* [Tasks and exercises]
1. For each statement below, say whether the melasma text agrees with it. Answer yes or no, and quote the words from the text that decide it.
(a) Melasma primarily affects men.
(b) Exposure to ultraviolet radiation makes melasma worse.
(c) A biopsy is usually needed to diagnose melasma.
2. Rewrite the melasma text from "About melasma (chloasma)" to "dark skinned individuals.", swapping "pregnancy" for "gestation".
3. Carry on the melasma text from the point where it stops.

* [Text segment]
━━━━━━━━━━━━━━━━

About melasma (chloasma)

Melasma is a macular (flat) hyperpigmentation of the face that primarily affects women. The hyperpigmentation is symmetric on the face, but is sometimes patchy within a given area. Each macule has a distinct margin. Multiple factors contribute to melasma, specifically hormonal changes, such as occur during pregnancy or when taking birth control pills. It is sometimes called “the mask of pregnancy.” Melasma is exacerbated by exposure to ultraviolet radiation, such as from the sun. It is more common in dark skinned individuals.

With what can melasma be confused?

Freckles are smaller than the macules of melasma, are more numerous and have a wider distribution. Postinflammatory hyperpigmentation can follow an episode of dermatits

How is melasma diagnosed?

Patients usually seek medical care due to cosmetic concerns. It is diagnosed clinically. No biopsy or lab tests are usually necessary.

How is melasma treated?

━━━━━━━━━━━━━━━━

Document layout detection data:
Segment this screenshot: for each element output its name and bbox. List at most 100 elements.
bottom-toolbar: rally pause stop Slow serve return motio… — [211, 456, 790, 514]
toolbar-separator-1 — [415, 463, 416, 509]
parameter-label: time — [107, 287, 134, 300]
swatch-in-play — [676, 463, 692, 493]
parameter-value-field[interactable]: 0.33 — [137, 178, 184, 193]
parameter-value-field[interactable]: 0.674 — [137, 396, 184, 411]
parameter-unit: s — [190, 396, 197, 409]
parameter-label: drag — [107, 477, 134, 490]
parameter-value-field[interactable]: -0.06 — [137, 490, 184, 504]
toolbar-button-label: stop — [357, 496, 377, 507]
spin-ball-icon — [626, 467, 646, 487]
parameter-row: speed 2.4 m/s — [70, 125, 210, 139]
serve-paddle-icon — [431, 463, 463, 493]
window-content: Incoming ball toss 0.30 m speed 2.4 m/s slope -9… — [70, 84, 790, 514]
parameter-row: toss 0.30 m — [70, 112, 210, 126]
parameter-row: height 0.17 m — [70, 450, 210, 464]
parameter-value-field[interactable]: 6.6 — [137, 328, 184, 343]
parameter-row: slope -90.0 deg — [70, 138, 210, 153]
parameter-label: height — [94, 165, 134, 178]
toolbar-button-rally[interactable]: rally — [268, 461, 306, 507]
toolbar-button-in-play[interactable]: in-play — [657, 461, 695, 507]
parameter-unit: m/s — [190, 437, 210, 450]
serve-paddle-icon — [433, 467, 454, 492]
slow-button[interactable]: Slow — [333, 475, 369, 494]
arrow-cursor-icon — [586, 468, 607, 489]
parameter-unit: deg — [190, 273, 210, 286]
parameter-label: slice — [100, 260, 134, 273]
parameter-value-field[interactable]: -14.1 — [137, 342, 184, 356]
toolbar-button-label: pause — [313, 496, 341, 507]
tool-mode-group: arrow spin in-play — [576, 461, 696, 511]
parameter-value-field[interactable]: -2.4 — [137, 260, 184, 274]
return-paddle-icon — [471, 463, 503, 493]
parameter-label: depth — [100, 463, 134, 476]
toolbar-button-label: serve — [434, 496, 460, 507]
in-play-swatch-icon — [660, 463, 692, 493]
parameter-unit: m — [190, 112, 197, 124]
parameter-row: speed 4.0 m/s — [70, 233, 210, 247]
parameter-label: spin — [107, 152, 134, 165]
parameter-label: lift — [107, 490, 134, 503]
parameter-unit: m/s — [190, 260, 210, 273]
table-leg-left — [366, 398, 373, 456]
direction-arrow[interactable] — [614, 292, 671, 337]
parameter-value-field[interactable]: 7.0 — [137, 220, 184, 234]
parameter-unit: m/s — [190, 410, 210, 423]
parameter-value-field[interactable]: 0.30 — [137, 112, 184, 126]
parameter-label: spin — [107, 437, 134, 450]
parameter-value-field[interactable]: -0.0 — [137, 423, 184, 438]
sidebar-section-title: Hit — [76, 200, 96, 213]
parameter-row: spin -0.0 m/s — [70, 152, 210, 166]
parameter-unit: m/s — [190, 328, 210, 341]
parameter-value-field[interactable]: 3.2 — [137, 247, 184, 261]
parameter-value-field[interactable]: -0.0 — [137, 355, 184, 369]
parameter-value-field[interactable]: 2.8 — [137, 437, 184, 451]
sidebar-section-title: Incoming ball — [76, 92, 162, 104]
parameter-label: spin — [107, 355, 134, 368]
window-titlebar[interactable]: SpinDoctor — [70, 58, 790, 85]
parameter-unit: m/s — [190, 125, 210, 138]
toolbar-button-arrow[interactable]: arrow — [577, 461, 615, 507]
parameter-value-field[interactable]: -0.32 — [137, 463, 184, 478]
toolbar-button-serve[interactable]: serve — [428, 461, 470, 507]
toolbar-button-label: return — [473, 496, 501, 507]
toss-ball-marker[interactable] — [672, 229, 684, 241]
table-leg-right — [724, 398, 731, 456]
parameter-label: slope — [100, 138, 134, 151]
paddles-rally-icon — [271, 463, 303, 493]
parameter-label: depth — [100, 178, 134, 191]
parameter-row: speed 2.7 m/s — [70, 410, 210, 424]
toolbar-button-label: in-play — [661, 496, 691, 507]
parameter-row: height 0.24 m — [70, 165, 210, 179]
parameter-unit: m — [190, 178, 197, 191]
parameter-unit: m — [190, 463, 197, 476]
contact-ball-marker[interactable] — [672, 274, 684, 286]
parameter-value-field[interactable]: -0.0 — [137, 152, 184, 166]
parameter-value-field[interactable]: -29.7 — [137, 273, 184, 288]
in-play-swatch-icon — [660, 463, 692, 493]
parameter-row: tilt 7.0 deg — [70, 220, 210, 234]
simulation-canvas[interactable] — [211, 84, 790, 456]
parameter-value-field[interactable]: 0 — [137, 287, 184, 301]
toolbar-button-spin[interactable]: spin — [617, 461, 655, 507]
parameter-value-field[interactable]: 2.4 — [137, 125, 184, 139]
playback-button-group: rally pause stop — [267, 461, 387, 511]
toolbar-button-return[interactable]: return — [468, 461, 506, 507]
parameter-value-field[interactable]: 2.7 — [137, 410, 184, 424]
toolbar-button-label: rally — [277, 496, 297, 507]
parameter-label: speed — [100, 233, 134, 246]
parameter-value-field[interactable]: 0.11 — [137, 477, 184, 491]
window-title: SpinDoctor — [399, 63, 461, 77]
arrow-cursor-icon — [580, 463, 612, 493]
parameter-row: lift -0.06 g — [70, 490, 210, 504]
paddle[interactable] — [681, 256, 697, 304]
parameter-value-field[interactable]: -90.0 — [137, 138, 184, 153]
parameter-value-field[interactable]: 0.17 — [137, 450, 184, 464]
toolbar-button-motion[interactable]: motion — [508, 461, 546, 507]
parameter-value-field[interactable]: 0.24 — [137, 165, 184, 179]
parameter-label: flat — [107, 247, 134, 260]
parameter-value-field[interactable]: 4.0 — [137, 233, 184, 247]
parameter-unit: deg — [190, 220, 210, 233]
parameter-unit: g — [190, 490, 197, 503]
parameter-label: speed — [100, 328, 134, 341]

━━━━━━━━━━━━━━━━

* [Answers for the tasks]
1.
(a) No: "primarily affects women."
(b) Yes: "Melasma is exacerbated by exposure to ultraviolet radiation, such as from the sun."
(c) No: "No biopsy or lab tests are usually necessary."

2.
About melasma (chloasma)

Melasma is a macular (flat) hyperpigmentation of the face that primarily affects women. The hyperpigmentation is symmetric on the face, but is sometimes patchy within a given area. Each macule has a distinct margin. Multiple factors contribute to melasma, specifically hormonal changes, such as occur during gestation or when taking birth control pills. It is sometimes called “the mask of gestation.” Melasma is exacerbated by exposure to ultraviolet radiation, such as from the sun. It is more common in dark skinned individuals.

3.
Bleaching creams such as hydroquinone, available as a 2% preparation over-the counter or 4% by prescription, are frequently used. Tretinoin 0.1% (e.g. Retin A) can be used if other treatment fails. Combination bleaching creams containing hydroquinin, tretinoin, and a corticosteroid are available as well (e.g. Tri-Luma). Sunscreen must be used to prevent worsening of the condition. Chemical peels, such as glycolic acid or trichloroacetic acid, are sometimes used as well. Lasers have been used with variable results.  These include the 1550-nm fractionated, Q-switched Nd-YAG, CO2, and long-pulsed and Q-switched alexandrite. Tranexamic acid, oral or topical, has also been shown to be helpful. Tranxeamic acid can be used with microneedling to help it penetrate the skin.

Sunscreen is absolutely essential in treating melasma, even during the winter and even indoors. Even visible light in the blue spectrum may exacerbate melasma. Iron oxide containing sunscreen and cosmetics may help block light in the visible spectrum.

What is the prognosis for melasma?

With the conclusion or pregnancy or the discontinuation of birth control pills, and the avoidance of excessive sunlight exposure, melasma typically resolves. However, it may take months to years for normal pigmentation to return. Recurrence is common.

How is melasma prevented?

There is no certain way to prevent melasma. Avoidance of excessive sunlight during pregnancy or while on birth control pills is recommended, especially for dark skinned individuals.